===== Provided information =====
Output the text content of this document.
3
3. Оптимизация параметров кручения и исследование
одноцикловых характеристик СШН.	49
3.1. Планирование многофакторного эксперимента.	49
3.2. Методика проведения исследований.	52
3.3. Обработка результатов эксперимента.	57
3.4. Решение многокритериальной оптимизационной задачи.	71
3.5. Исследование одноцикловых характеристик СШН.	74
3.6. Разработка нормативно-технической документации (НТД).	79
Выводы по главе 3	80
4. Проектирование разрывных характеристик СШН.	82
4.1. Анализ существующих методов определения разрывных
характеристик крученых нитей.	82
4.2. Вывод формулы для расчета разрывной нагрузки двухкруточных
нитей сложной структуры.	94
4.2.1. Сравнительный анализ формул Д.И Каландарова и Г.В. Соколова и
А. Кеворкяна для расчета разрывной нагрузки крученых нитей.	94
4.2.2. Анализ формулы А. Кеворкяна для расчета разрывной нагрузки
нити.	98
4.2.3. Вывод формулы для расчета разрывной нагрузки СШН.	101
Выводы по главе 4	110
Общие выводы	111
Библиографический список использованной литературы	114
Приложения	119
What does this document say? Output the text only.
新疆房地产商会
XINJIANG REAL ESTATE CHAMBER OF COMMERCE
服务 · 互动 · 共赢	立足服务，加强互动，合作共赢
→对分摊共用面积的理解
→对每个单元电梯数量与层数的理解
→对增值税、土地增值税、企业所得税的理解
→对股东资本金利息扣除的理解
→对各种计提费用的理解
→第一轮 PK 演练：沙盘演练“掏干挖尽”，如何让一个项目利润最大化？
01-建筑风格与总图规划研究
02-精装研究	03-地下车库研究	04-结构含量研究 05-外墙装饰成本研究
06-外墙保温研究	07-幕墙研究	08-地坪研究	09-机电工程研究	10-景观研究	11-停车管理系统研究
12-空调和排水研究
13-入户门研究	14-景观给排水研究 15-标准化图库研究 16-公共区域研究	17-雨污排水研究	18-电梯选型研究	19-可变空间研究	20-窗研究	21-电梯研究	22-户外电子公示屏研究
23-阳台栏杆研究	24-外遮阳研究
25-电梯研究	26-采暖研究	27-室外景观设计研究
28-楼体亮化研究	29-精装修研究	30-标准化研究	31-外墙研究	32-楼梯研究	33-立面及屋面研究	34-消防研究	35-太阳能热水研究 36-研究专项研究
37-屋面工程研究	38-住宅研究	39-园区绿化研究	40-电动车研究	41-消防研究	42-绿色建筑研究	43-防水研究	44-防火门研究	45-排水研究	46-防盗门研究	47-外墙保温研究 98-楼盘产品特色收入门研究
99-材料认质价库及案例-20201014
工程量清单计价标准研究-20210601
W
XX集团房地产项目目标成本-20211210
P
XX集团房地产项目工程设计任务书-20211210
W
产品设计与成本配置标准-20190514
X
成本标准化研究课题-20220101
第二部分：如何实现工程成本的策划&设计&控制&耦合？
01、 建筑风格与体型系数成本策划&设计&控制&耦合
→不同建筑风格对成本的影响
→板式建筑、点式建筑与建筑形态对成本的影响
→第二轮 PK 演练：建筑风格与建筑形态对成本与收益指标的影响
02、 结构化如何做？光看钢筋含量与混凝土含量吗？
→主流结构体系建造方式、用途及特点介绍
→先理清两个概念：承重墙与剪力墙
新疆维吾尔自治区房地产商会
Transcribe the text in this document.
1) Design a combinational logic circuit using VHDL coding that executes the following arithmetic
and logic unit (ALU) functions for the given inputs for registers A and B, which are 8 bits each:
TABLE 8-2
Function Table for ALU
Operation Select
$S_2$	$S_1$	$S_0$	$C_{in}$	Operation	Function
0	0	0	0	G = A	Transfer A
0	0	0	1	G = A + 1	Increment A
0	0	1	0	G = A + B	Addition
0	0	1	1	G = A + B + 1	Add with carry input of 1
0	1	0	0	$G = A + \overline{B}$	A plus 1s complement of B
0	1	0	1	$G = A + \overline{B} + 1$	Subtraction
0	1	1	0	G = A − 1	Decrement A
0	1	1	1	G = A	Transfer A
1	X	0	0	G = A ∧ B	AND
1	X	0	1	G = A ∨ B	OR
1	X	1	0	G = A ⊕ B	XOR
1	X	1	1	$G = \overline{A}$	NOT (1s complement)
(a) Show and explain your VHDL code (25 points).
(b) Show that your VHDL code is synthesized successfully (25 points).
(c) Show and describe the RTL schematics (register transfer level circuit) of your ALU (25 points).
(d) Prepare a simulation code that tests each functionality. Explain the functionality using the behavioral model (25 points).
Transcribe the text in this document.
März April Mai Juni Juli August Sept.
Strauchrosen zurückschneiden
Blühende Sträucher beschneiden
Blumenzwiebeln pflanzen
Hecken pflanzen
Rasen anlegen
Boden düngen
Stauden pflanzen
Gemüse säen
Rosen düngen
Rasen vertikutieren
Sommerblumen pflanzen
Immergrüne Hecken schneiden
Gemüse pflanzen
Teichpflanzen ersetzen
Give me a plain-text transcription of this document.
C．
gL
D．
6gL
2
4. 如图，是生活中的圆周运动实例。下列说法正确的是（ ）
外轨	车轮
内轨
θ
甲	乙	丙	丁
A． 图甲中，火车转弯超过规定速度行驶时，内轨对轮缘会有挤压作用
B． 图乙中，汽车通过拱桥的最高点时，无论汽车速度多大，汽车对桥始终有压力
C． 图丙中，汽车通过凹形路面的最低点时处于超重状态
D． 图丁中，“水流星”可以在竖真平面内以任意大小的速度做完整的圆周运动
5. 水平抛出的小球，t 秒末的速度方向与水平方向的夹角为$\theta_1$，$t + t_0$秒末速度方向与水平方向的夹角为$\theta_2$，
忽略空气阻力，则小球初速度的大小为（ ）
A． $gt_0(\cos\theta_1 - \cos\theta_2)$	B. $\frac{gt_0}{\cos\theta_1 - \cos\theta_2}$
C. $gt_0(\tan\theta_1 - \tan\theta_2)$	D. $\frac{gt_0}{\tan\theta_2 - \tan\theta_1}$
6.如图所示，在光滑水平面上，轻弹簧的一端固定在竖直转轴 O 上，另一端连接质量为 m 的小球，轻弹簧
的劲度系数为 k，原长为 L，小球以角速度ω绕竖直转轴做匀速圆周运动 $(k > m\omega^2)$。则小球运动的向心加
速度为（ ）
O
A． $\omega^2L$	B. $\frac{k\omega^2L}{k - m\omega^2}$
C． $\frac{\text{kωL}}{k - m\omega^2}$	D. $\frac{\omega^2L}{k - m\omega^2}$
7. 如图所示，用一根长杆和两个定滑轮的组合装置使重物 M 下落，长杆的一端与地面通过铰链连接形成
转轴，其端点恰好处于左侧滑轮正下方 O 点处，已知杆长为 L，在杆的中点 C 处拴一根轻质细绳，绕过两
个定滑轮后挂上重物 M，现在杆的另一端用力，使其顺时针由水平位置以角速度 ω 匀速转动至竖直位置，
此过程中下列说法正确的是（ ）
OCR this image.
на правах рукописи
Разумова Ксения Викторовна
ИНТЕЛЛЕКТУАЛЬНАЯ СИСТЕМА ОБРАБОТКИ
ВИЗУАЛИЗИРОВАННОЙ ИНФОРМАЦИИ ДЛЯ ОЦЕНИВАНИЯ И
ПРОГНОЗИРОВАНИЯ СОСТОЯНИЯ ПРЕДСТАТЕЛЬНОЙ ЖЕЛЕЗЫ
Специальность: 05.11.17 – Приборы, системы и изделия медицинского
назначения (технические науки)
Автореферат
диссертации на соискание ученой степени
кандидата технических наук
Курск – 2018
=====
What to produce: Tally up the lines of the listing containing the word "расчета". Give only the total.

Expected answer: 4